[start]

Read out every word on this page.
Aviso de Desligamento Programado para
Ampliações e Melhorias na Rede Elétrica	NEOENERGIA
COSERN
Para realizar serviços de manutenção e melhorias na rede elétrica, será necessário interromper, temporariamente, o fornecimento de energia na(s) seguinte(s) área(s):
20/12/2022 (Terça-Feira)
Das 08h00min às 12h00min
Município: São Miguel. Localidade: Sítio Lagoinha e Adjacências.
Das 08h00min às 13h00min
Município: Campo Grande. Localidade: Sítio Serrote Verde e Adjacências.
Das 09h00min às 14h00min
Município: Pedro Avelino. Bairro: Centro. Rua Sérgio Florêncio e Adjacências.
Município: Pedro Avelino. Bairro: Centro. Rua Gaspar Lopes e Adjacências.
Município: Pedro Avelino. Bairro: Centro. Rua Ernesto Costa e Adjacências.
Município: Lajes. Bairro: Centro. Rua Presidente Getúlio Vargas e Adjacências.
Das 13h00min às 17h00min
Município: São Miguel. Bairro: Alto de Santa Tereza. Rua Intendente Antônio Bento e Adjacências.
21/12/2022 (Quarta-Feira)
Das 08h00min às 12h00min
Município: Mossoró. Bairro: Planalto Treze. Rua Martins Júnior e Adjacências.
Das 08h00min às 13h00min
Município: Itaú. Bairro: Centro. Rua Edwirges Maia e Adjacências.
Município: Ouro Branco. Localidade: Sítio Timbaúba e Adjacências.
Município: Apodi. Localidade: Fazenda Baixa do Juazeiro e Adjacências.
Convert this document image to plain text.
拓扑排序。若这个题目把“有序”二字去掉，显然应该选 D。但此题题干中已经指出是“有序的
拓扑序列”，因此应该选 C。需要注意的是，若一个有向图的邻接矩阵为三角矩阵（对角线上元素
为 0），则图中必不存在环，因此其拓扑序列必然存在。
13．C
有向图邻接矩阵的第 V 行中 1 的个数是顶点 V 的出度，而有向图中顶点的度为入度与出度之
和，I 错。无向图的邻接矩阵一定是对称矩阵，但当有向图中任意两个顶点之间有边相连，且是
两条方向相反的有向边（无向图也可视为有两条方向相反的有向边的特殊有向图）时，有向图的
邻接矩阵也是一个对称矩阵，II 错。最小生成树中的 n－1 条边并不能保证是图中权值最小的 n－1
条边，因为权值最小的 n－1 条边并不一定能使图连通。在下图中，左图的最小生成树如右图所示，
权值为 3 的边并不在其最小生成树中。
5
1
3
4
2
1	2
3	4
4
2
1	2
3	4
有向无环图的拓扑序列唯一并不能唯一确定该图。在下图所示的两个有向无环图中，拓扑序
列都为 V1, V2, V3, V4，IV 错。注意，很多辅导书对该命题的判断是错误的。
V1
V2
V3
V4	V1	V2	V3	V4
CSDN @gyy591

[end]

__Work to be completed__. Give the number of lines above that hold the word "Feira", and nothing more.

__Result of the task__. 2